— start of Dataset records —

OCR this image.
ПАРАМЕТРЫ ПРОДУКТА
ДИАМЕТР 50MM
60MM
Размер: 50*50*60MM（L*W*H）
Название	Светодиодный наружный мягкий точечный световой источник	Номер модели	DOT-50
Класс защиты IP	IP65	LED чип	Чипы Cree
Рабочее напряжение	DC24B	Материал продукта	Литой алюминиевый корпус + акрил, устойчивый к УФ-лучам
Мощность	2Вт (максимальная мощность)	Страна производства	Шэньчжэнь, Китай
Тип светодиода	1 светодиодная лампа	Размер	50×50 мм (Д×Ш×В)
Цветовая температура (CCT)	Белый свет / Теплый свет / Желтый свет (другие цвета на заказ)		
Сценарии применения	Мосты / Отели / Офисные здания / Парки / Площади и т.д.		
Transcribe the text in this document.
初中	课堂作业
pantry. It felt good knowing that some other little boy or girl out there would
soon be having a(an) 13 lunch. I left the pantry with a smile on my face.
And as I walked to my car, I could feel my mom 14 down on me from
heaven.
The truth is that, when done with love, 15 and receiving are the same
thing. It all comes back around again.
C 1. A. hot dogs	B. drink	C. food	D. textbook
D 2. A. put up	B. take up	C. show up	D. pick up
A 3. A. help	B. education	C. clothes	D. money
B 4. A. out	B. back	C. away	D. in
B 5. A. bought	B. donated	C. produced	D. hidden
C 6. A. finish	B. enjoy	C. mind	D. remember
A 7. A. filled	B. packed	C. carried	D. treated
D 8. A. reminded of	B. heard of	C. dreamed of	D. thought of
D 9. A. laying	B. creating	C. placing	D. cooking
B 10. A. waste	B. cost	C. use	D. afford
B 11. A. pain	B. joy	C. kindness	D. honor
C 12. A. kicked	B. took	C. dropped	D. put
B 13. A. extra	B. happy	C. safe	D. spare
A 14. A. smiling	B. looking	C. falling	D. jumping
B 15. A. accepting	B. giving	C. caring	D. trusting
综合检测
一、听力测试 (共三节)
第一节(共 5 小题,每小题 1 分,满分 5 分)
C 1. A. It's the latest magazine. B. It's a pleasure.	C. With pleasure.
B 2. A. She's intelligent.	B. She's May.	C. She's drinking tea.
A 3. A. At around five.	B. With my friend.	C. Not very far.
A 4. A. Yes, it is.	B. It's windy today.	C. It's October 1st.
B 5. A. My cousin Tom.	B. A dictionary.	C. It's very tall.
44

— end of Dataset records —

## [Exercise aim]
Reproduce every line above without error.

## [Response]
OCR this image.
ПАРАМЕТРЫ ПРОДУКТА
ДИАМЕТР 50MM
60MM
Размер: 50*50*60MM（L*W*H）
Название	Светодиодный наружный мягкий точечный световой источник	Номер модели	DOT-50
Класс защиты IP	IP65	LED чип	Чипы Cree
Рабочее напряжение	DC24B	Материал продукта	Литой алюминиевый корпус + акрил, устойчивый к УФ-лучам
Мощность	2Вт (максимальная мощность)	Страна производства	Шэньчжэнь, Китай
Тип светодиода	1 светодиодная лампа	Размер	50×50 мм (Д×Ш×В)
Цветовая температура (CCT)	Белый свет / Теплый свет / Желтый свет (другие цвета на заказ)		
Сценарии применения	Мосты / Отели / Офисные здания / Парки / Площади и т.д.		
Transcribe the text in this document.
初中	课堂作业
pantry. It felt good knowing that some other little boy or girl out there would
soon be having a(an) 13 lunch. I left the pantry with a smile on my face.
And as I walked to my car, I could feel my mom 14 down on me from
heaven.
The truth is that, when done with love, 15 and receiving are the same
thing. It all comes back around again.
C 1. A. hot dogs	B. drink	C. food	D. textbook
D 2. A. put up	B. take up	C. show up	D. pick up
A 3. A. help	B. education	C. clothes	D. money
B 4. A. out	B. back	C. away	D. in
B 5. A. bought	B. donated	C. produced	D. hidden
C 6. A. finish	B. enjoy	C. mind	D. remember
A 7. A. filled	B. packed	C. carried	D. treated
D 8. A. reminded of	B. heard of	C. dreamed of	D. thought of
D 9. A. laying	B. creating	C. placing	D. cooking
B 10. A. waste	B. cost	C. use	D. afford
B 11. A. pain	B. joy	C. kindness	D. honor
C 12. A. kicked	B. took	C. dropped	D. put
B 13. A. extra	B. happy	C. safe	D. spare
A 14. A. smiling	B. looking	C. falling	D. jumping
B 15. A. accepting	B. giving	C. caring	D. trusting
综合检测
一、听力测试 (共三节)
第一节(共 5 小题,每小题 1 分,满分 5 分)
C 1. A. It's the latest magazine. B. It's a pleasure.	C. With pleasure.
B 2. A. She's intelligent.	B. She's May.	C. She's drinking tea.
A 3. A. At around five.	B. With my friend.	C. Not very far.
A 4. A. Yes, it is.	B. It's windy today.	C. It's October 1st.
B 5. A. My cousin Tom.	B. A dictionary.	C. It's very tall.
44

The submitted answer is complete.